Excerpts from a figure dataset:
============
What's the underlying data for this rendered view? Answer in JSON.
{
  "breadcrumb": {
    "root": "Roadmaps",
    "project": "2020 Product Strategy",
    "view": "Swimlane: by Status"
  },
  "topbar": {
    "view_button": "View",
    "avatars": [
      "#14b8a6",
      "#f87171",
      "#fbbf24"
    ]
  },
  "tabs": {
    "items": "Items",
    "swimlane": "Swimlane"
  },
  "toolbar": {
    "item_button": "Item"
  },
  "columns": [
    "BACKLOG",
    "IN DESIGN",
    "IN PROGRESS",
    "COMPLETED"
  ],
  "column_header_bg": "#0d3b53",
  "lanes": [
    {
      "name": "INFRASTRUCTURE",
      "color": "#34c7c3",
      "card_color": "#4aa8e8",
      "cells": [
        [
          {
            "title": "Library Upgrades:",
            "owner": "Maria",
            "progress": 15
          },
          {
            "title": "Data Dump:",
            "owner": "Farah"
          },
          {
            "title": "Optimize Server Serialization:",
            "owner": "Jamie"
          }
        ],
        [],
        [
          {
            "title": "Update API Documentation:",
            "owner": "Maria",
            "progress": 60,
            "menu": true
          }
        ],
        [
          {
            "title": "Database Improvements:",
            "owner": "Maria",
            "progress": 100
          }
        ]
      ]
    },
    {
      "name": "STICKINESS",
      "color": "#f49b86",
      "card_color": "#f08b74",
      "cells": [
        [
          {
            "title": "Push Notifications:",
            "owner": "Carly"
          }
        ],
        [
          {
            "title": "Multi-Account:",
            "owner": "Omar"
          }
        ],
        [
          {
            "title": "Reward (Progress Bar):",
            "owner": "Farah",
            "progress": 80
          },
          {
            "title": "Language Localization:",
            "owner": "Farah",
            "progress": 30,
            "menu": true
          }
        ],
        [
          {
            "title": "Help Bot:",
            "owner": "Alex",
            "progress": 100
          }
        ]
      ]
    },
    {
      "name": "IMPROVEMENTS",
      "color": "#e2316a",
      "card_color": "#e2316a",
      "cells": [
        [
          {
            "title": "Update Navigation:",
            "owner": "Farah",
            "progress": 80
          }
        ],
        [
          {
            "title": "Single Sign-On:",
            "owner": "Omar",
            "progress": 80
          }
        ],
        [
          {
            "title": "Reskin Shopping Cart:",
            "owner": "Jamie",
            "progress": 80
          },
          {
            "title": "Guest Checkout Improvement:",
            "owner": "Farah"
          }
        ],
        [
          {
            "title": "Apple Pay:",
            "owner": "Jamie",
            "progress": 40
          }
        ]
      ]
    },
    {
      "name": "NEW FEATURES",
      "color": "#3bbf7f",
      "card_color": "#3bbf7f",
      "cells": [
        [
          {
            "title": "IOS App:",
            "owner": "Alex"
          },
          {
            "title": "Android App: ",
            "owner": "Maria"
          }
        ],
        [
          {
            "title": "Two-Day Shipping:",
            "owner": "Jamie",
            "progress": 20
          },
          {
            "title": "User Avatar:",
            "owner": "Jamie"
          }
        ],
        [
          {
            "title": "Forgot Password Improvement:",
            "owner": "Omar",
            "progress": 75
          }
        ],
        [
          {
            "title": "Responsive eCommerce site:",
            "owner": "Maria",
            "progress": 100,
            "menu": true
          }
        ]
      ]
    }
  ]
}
============
> [Your objective]: Output the entries exactly.

> [Correct answer]:
What's the underlying data for this rendered view? Answer in JSON.
{
  "breadcrumb": {
    "root": "Roadmaps",
    "project": "2020 Product Strategy",
    "view": "Swimlane: by Status"
  },
  "topbar": {
    "view_button": "View",
    "avatars": [
      "#14b8a6",
      "#f87171",
      "#fbbf24"
    ]
  },
  "tabs": {
    "items": "Items",
    "swimlane": "Swimlane"
  },
  "toolbar": {
    "item_button": "Item"
  },
  "columns": [
    "BACKLOG",
    "IN DESIGN",
    "IN PROGRESS",
    "COMPLETED"
  ],
  "column_header_bg": "#0d3b53",
  "lanes": [
    {
      "name": "INFRASTRUCTURE",
      "color": "#34c7c3",
      "card_color": "#4aa8e8",
      "cells": [
        [
          {
            "title": "Library Upgrades:",
            "owner": "Maria",
            "progress": 15
          },
          {
            "title": "Data Dump:",
            "owner": "Farah"
          },
          {
            "title": "Optimize Server Serialization:",
            "owner": "Jamie"
          }
        ],
        [],
        [
          {
            "title": "Update API Documentation:",
            "owner": "Maria",
            "progress": 60,
            "menu": true
          }
        ],
        [
          {
            "title": "Database Improvements:",
            "owner": "Maria",
            "progress": 100
          }
        ]
      ]
    },
    {
      "name": "STICKINESS",
      "color": "#f49b86",
      "card_color": "#f08b74",
      "cells": [
        [
          {
            "title": "Push Notifications:",
            "owner": "Carly"
          }
        ],
        [
          {
            "title": "Multi-Account:",
            "owner": "Omar"
          }
        ],
        [
          {
            "title": "Reward (Progress Bar):",
            "owner": "Farah",
            "progress": 80
          },
          {
            "title": "Language Localization:",
            "owner": "Farah",
            "progress": 30,
            "menu": true
          }
        ],
        [
          {
            "title": "Help Bot:",
            "owner": "Alex",
            "progress": 100
          }
        ]
      ]
    },
    {
      "name": "IMPROVEMENTS",
      "color": "#e2316a",
      "card_color": "#e2316a",
      "cells": [
        [
          {
            "title": "Update Navigation:",
            "owner": "Farah",
            "progress": 80
          }
        ],
        [
          {
            "title": "Single Sign-On:",
            "owner": "Omar",
            "progress": 80
          }
        ],
        [
          {
            "title": "Reskin Shopping Cart:",
            "owner": "Jamie",
            "progress": 80
          },
          {
            "title": "Guest Checkout Improvement:",
            "owner": "Farah"
          }
        ],
        [
          {
            "title": "Apple Pay:",
            "owner": "Jamie",
            "progress": 40
          }
        ]
      ]
    },
    {
      "name": "NEW FEATURES",
      "color": "#3bbf7f",
      "card_color": "#3bbf7f",
      "cells": [
        [
          {
            "title": "IOS App:",
            "owner": "Alex"
          },
          {
            "title": "Android App: ",
            "owner": "Maria"
          }
        ],
        [
          {
            "title": "Two-Day Shipping:",
            "owner": "Jamie",
            "progress": 20
          },
          {
            "title": "User Avatar:",
            "owner": "Jamie"
          }
        ],
        [
          {
            "title": "Forgot Password Improvement:",
            "owner": "Omar",
            "progress": 75
          }
        ],
        [
          {
            "title": "Responsive eCommerce site:",
            "owner": "Maria",
            "progress": 100,
            "menu": true
          }
        ]
      ]
    }
  ]
}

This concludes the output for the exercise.